Exercise objective - Go over each line of the entries below, count those with "ytterligare", and give only the count.

Excerpted records -
_ _ _
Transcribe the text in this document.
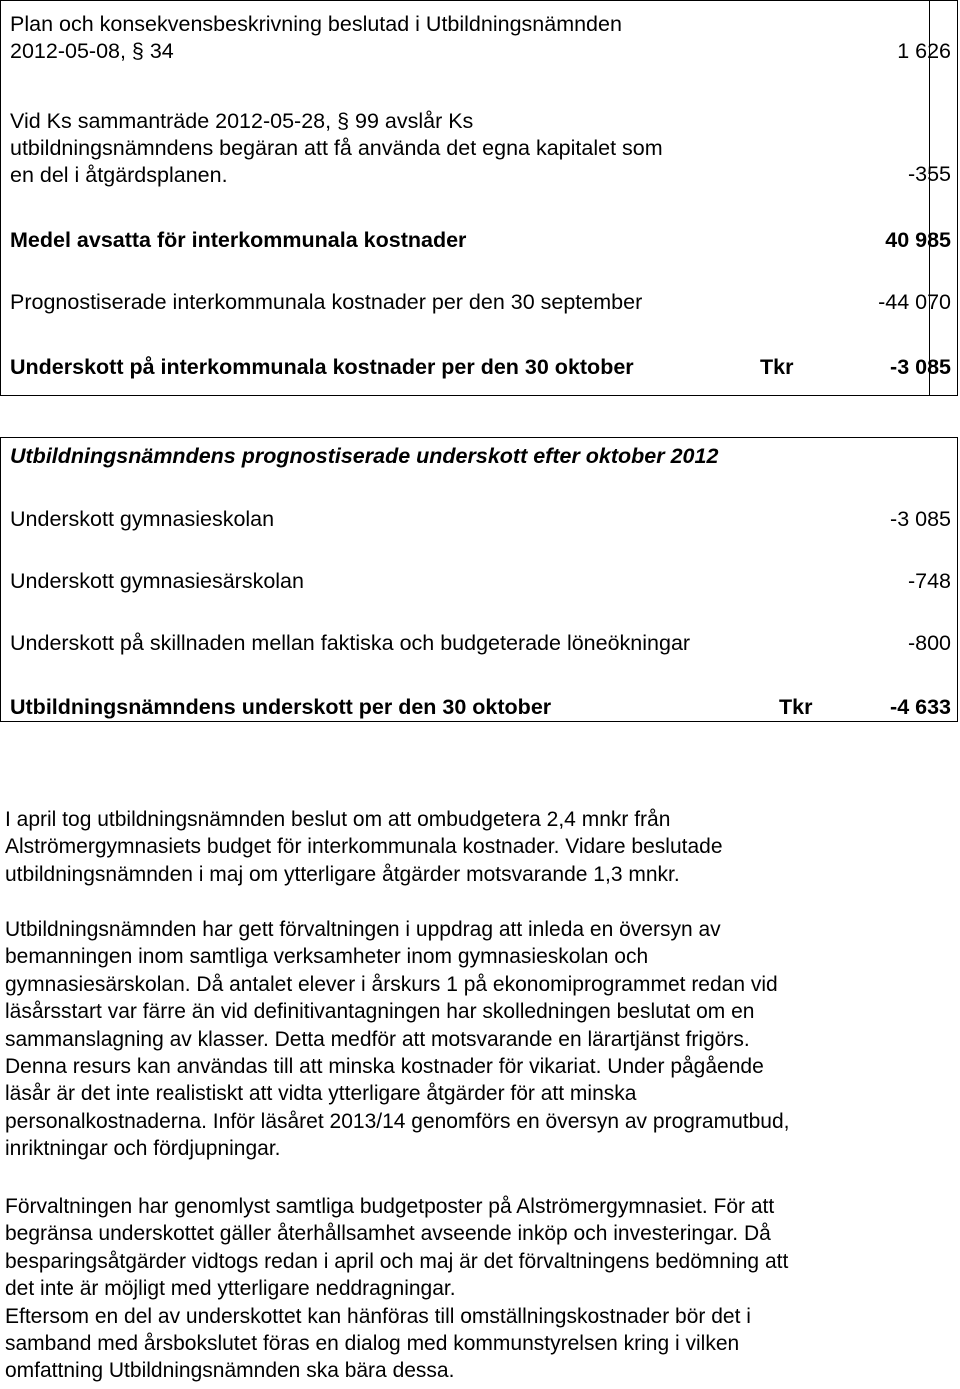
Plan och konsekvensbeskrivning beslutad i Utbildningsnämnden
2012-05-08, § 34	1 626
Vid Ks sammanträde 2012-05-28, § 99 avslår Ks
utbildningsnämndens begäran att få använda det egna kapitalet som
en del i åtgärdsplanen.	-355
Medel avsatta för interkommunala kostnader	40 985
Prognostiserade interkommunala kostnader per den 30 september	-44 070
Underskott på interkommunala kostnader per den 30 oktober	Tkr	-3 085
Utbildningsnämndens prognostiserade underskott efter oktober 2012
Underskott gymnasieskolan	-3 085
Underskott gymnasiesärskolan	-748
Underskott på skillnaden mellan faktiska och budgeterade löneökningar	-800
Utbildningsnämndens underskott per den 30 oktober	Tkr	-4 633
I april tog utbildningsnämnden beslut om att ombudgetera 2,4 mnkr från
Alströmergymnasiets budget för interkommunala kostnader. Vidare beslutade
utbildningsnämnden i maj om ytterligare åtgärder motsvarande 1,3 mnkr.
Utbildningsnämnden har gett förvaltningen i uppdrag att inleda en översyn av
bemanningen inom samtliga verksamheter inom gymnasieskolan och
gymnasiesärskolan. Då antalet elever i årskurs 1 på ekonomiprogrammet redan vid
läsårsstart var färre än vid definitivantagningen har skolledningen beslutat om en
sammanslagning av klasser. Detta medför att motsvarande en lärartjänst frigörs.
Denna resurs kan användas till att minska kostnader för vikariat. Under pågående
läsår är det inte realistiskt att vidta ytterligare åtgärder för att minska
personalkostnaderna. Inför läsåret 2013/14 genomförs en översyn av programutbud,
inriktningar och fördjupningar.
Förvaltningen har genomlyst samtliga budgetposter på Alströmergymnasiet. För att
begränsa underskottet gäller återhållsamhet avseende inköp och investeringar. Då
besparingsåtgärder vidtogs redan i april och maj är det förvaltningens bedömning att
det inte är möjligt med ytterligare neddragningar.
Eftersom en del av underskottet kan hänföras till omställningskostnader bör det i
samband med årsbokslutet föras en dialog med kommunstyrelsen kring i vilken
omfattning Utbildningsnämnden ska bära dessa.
_ _ _
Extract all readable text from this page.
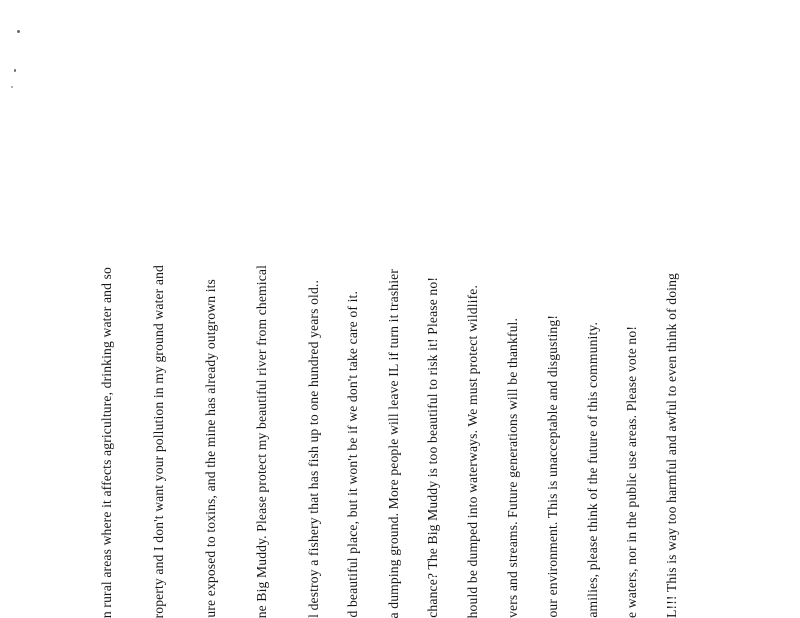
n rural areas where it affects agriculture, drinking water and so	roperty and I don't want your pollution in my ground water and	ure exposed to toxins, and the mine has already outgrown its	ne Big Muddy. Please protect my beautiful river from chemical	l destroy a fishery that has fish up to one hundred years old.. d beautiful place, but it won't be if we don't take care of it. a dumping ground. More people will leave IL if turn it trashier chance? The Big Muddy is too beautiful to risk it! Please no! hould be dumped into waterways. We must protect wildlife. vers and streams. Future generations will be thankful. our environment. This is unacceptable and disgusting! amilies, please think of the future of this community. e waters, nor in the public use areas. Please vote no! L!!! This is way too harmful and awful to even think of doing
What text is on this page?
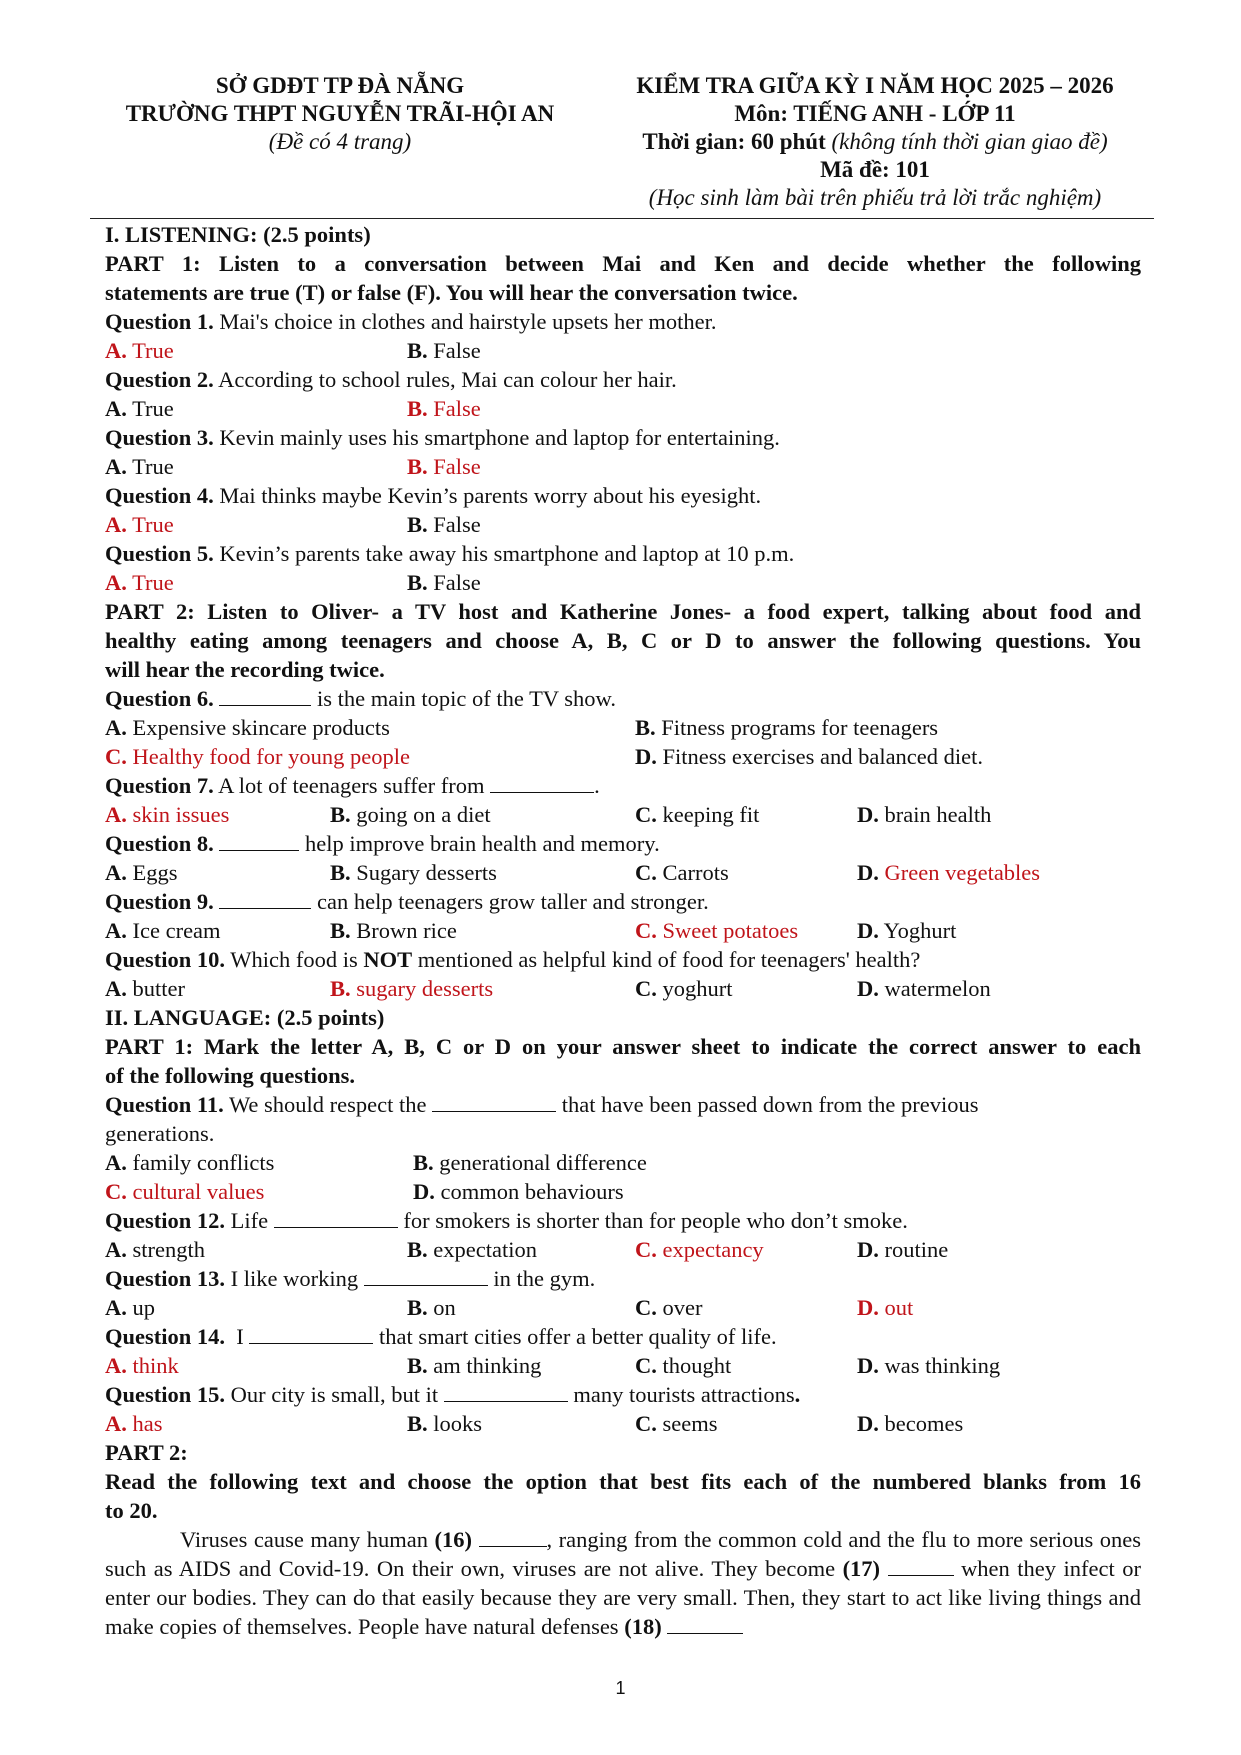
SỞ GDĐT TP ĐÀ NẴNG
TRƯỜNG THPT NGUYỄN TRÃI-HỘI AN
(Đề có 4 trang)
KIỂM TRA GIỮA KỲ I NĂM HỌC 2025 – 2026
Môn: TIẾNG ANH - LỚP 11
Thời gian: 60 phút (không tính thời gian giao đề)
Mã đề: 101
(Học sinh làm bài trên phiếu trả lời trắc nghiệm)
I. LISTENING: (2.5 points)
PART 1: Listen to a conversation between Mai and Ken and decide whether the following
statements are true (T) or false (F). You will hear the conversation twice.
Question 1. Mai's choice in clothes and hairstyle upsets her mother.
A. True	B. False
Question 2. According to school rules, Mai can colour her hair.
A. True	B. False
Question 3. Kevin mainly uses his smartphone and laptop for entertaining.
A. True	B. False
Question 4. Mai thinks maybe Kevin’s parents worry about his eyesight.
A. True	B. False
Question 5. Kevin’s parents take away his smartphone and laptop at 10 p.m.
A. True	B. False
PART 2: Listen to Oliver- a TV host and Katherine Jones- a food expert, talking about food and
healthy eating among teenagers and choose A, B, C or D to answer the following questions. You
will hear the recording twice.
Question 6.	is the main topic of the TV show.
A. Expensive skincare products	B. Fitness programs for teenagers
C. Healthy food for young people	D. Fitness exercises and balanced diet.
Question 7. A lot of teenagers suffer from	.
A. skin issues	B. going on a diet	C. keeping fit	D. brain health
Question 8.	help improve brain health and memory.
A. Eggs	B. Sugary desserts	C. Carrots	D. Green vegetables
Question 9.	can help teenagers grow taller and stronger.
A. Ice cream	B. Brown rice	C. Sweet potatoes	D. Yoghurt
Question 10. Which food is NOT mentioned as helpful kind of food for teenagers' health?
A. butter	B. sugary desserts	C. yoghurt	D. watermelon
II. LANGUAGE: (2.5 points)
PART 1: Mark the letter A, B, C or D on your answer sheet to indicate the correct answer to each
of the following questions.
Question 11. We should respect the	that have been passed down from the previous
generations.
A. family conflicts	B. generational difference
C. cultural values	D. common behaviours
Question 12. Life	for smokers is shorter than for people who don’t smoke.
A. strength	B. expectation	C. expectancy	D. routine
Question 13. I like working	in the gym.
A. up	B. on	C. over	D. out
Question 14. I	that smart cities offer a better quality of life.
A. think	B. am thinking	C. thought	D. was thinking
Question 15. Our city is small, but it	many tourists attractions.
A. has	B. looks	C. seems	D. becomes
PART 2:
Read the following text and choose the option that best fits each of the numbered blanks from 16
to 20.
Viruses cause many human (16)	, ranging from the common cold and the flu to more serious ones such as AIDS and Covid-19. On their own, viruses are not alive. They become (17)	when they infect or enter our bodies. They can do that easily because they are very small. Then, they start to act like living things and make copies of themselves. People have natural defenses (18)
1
_ _ _
Output for this exercise - 3